### AIM
Exactly as they appear, output all of the entries.

### DATA RECORDS
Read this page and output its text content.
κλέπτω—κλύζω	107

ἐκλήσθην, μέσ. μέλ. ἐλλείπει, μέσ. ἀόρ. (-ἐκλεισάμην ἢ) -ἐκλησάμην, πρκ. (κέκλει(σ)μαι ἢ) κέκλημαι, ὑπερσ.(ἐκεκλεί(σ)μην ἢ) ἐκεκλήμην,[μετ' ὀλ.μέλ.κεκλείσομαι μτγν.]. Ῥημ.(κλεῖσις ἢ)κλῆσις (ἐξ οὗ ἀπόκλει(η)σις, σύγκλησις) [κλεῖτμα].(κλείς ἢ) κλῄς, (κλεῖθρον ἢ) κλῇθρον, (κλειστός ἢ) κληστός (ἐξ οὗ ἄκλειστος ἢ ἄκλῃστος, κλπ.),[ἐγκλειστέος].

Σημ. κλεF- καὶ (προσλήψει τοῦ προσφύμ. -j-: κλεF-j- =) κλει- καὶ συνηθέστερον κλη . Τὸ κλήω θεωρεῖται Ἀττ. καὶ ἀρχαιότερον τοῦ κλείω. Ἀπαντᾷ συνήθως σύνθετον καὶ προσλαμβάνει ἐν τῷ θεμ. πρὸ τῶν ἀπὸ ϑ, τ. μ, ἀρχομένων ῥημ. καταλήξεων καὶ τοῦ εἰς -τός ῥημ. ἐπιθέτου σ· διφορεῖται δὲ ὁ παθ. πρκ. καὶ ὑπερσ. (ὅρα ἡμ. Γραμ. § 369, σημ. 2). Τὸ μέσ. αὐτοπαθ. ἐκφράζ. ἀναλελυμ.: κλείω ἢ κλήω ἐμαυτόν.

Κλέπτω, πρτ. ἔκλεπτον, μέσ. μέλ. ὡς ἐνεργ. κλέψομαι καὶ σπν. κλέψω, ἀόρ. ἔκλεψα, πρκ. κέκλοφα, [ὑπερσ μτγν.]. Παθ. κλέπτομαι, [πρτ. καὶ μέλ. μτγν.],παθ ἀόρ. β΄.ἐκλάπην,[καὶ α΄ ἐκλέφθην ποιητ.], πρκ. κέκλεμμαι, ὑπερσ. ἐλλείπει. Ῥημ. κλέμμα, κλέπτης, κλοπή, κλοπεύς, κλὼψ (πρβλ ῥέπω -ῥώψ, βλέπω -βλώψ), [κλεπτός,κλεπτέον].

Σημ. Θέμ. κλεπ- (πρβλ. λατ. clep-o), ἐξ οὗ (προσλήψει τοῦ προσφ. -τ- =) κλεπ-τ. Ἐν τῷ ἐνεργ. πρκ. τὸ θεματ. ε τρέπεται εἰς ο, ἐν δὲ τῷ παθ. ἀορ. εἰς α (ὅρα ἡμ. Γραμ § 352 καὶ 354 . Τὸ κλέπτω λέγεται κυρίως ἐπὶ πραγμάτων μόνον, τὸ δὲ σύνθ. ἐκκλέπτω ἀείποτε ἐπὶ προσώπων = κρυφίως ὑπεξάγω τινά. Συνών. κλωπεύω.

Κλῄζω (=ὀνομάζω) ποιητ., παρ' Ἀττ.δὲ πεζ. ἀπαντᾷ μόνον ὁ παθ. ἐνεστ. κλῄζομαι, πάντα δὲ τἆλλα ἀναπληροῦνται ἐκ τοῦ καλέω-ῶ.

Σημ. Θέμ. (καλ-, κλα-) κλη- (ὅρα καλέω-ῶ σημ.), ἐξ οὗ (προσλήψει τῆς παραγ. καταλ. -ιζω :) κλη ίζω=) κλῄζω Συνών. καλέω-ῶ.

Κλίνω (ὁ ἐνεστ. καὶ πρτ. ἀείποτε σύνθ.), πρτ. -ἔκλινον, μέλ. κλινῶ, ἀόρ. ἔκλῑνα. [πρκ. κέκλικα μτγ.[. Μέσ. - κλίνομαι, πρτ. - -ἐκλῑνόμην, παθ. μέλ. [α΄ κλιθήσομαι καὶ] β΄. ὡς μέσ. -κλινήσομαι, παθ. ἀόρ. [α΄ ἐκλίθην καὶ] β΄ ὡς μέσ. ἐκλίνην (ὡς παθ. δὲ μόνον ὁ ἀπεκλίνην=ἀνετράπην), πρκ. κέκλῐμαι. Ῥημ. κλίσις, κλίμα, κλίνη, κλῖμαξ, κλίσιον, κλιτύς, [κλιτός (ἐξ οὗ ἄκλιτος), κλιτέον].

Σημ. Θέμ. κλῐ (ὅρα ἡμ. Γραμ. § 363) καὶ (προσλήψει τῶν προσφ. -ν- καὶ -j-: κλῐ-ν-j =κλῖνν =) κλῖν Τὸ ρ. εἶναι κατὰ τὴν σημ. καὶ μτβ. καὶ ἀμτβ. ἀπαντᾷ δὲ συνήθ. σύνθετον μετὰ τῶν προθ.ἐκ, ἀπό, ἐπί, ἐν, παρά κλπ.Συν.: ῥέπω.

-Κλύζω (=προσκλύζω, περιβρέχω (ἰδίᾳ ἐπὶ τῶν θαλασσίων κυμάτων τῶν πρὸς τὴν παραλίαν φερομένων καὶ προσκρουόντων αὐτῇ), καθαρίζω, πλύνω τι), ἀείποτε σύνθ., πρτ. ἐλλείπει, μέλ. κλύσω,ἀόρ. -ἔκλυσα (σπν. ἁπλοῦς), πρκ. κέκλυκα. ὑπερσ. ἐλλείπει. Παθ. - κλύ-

### ANSWER FOR THIS EXERCISE
Read this page and output its text content.
κλέπτω—κλύζω	107

ἐκλήσθην, μέσ. μέλ. ἐλλείπει, μέσ. ἀόρ. (-ἐκλεισάμην ἢ) -ἐκλησάμην, πρκ. (κέκλει(σ)μαι ἢ) κέκλημαι, ὑπερσ.(ἐκεκλεί(σ)μην ἢ) ἐκεκλήμην,[μετ' ὀλ.μέλ.κεκλείσομαι μτγν.]. Ῥημ.(κλεῖσις ἢ)κλῆσις (ἐξ οὗ ἀπόκλει(η)σις, σύγκλησις) [κλεῖτμα].(κλείς ἢ) κλῄς, (κλεῖθρον ἢ) κλῇθρον, (κλειστός ἢ) κληστός (ἐξ οὗ ἄκλειστος ἢ ἄκλῃστος, κλπ.),[ἐγκλειστέος].

Σημ. κλεF- καὶ (προσλήψει τοῦ προσφύμ. -j-: κλεF-j- =) κλει- καὶ συνηθέστερον κλη . Τὸ κλήω θεωρεῖται Ἀττ. καὶ ἀρχαιότερον τοῦ κλείω. Ἀπαντᾷ συνήθως σύνθετον καὶ προσλαμβάνει ἐν τῷ θεμ. πρὸ τῶν ἀπὸ ϑ, τ. μ, ἀρχομένων ῥημ. καταλήξεων καὶ τοῦ εἰς -τός ῥημ. ἐπιθέτου σ· διφορεῖται δὲ ὁ παθ. πρκ. καὶ ὑπερσ. (ὅρα ἡμ. Γραμ. § 369, σημ. 2). Τὸ μέσ. αὐτοπαθ. ἐκφράζ. ἀναλελυμ.: κλείω ἢ κλήω ἐμαυτόν.

Κλέπτω, πρτ. ἔκλεπτον, μέσ. μέλ. ὡς ἐνεργ. κλέψομαι καὶ σπν. κλέψω, ἀόρ. ἔκλεψα, πρκ. κέκλοφα, [ὑπερσ μτγν.]. Παθ. κλέπτομαι, [πρτ. καὶ μέλ. μτγν.],παθ ἀόρ. β΄.ἐκλάπην,[καὶ α΄ ἐκλέφθην ποιητ.], πρκ. κέκλεμμαι, ὑπερσ. ἐλλείπει. Ῥημ. κλέμμα, κλέπτης, κλοπή, κλοπεύς, κλὼψ (πρβλ ῥέπω -ῥώψ, βλέπω -βλώψ), [κλεπτός,κλεπτέον].

Σημ. Θέμ. κλεπ- (πρβλ. λατ. clep-o), ἐξ οὗ (προσλήψει τοῦ προσφ. -τ- =) κλεπ-τ. Ἐν τῷ ἐνεργ. πρκ. τὸ θεματ. ε τρέπεται εἰς ο, ἐν δὲ τῷ παθ. ἀορ. εἰς α (ὅρα ἡμ. Γραμ § 352 καὶ 354 . Τὸ κλέπτω λέγεται κυρίως ἐπὶ πραγμάτων μόνον, τὸ δὲ σύνθ. ἐκκλέπτω ἀείποτε ἐπὶ προσώπων = κρυφίως ὑπεξάγω τινά. Συνών. κλωπεύω.

Κλῄζω (=ὀνομάζω) ποιητ., παρ' Ἀττ.δὲ πεζ. ἀπαντᾷ μόνον ὁ παθ. ἐνεστ. κλῄζομαι, πάντα δὲ τἆλλα ἀναπληροῦνται ἐκ τοῦ καλέω-ῶ.

Σημ. Θέμ. (καλ-, κλα-) κλη- (ὅρα καλέω-ῶ σημ.), ἐξ οὗ (προσλήψει τῆς παραγ. καταλ. -ιζω :) κλη ίζω=) κλῄζω Συνών. καλέω-ῶ.

Κλίνω (ὁ ἐνεστ. καὶ πρτ. ἀείποτε σύνθ.), πρτ. -ἔκλινον, μέλ. κλινῶ, ἀόρ. ἔκλῑνα. [πρκ. κέκλικα μτγ.[. Μέσ. - κλίνομαι, πρτ. - -ἐκλῑνόμην, παθ. μέλ. [α΄ κλιθήσομαι καὶ] β΄. ὡς μέσ. -κλινήσομαι, παθ. ἀόρ. [α΄ ἐκλίθην καὶ] β΄ ὡς μέσ. ἐκλίνην (ὡς παθ. δὲ μόνον ὁ ἀπεκλίνην=ἀνετράπην), πρκ. κέκλῐμαι. Ῥημ. κλίσις, κλίμα, κλίνη, κλῖμαξ, κλίσιον, κλιτύς, [κλιτός (ἐξ οὗ ἄκλιτος), κλιτέον].

Σημ. Θέμ. κλῐ (ὅρα ἡμ. Γραμ. § 363) καὶ (προσλήψει τῶν προσφ. -ν- καὶ -j-: κλῐ-ν-j =κλῖνν =) κλῖν Τὸ ρ. εἶναι κατὰ τὴν σημ. καὶ μτβ. καὶ ἀμτβ. ἀπαντᾷ δὲ συνήθ. σύνθετον μετὰ τῶν προθ.ἐκ, ἀπό, ἐπί, ἐν, παρά κλπ.Συν.: ῥέπω.

-Κλύζω (=προσκλύζω, περιβρέχω (ἰδίᾳ ἐπὶ τῶν θαλασσίων κυμάτων τῶν πρὸς τὴν παραλίαν φερομένων καὶ προσκρουόντων αὐτῇ), καθαρίζω, πλύνω τι), ἀείποτε σύνθ., πρτ. ἐλλείπει, μέλ. κλύσω,ἀόρ. -ἔκλυσα (σπν. ἁπλοῦς), πρκ. κέκλυκα. ὑπερσ. ἐλλείπει. Παθ. - κλύ-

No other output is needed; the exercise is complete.